▸ **Excerpted data**
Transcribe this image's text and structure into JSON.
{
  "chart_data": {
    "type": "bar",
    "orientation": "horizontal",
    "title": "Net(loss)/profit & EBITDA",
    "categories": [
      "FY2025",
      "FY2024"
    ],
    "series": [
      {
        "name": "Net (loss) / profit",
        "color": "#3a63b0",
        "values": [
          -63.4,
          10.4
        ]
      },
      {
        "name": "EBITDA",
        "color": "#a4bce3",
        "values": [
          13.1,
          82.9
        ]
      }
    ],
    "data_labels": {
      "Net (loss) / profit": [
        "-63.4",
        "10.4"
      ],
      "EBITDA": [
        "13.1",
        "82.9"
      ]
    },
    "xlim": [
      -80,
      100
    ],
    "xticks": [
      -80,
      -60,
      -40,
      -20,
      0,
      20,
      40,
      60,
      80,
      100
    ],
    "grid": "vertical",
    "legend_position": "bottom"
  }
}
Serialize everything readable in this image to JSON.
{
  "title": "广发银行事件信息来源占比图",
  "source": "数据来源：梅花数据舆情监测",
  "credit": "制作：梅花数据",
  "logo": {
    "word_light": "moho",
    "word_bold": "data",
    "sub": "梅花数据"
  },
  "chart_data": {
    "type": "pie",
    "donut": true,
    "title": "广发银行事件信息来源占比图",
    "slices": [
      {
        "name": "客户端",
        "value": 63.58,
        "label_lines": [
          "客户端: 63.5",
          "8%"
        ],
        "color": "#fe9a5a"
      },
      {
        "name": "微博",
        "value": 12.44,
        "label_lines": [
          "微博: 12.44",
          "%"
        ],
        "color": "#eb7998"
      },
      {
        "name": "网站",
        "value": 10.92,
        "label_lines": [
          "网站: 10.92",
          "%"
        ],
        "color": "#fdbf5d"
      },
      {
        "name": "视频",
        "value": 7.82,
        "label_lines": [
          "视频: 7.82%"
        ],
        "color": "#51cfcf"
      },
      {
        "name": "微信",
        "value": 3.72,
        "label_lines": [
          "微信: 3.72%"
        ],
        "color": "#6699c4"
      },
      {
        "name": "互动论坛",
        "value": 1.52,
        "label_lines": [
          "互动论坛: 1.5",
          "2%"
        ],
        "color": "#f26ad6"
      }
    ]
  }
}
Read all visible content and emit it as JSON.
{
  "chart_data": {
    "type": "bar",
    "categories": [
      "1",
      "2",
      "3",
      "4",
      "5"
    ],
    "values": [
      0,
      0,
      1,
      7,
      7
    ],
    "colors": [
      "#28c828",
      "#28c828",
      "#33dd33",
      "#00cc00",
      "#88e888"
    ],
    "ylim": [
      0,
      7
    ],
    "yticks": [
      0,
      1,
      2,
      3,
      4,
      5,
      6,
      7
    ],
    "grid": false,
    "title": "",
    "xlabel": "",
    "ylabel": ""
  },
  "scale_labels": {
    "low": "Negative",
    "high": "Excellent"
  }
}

▸ **What is expected**
Output every line above without altering anything.

▸ **Task answer**
Transcribe this image's text and structure into JSON.
{
  "chart_data": {
    "type": "bar",
    "orientation": "horizontal",
    "title": "Net(loss)/profit & EBITDA",
    "categories": [
      "FY2025",
      "FY2024"
    ],
    "series": [
      {
        "name": "Net (loss) / profit",
        "color": "#3a63b0",
        "values": [
          -63.4,
          10.4
        ]
      },
      {
        "name": "EBITDA",
        "color": "#a4bce3",
        "values": [
          13.1,
          82.9
        ]
      }
    ],
    "data_labels": {
      "Net (loss) / profit": [
        "-63.4",
        "10.4"
      ],
      "EBITDA": [
        "13.1",
        "82.9"
      ]
    },
    "xlim": [
      -80,
      100
    ],
    "xticks": [
      -80,
      -60,
      -40,
      -20,
      0,
      20,
      40,
      60,
      80,
      100
    ],
    "grid": "vertical",
    "legend_position": "bottom"
  }
}
Serialize everything readable in this image to JSON.
{
  "title": "广发银行事件信息来源占比图",
  "source": "数据来源：梅花数据舆情监测",
  "credit": "制作：梅花数据",
  "logo": {
    "word_light": "moho",
    "word_bold": "data",
    "sub": "梅花数据"
  },
  "chart_data": {
    "type": "pie",
    "donut": true,
    "title": "广发银行事件信息来源占比图",
    "slices": [
      {
        "name": "客户端",
        "value": 63.58,
        "label_lines": [
          "客户端: 63.5",
          "8%"
        ],
        "color": "#fe9a5a"
      },
      {
        "name": "微博",
        "value": 12.44,
        "label_lines": [
          "微博: 12.44",
          "%"
        ],
        "color": "#eb7998"
      },
      {
        "name": "网站",
        "value": 10.92,
        "label_lines": [
          "网站: 10.92",
          "%"
        ],
        "color": "#fdbf5d"
      },
      {
        "name": "视频",
        "value": 7.82,
        "label_lines": [
          "视频: 7.82%"
        ],
        "color": "#51cfcf"
      },
      {
        "name": "微信",
        "value": 3.72,
        "label_lines": [
          "微信: 3.72%"
        ],
        "color": "#6699c4"
      },
      {
        "name": "互动论坛",
        "value": 1.52,
        "label_lines": [
          "互动论坛: 1.5",
          "2%"
        ],
        "color": "#f26ad6"
      }
    ]
  }
}
Read all visible content and emit it as JSON.
{
  "chart_data": {
    "type": "bar",
    "categories": [
      "1",
      "2",
      "3",
      "4",
      "5"
    ],
    "values": [
      0,
      0,
      1,
      7,
      7
    ],
    "colors": [
      "#28c828",
      "#28c828",
      "#33dd33",
      "#00cc00",
      "#88e888"
    ],
    "ylim": [
      0,
      7
    ],
    "yticks": [
      0,
      1,
      2,
      3,
      4,
      5,
      6,
      7
    ],
    "grid": false,
    "title": "",
    "xlabel": "",
    "ylabel": ""
  },
  "scale_labels": {
    "low": "Negative",
    "high": "Excellent"
  }
}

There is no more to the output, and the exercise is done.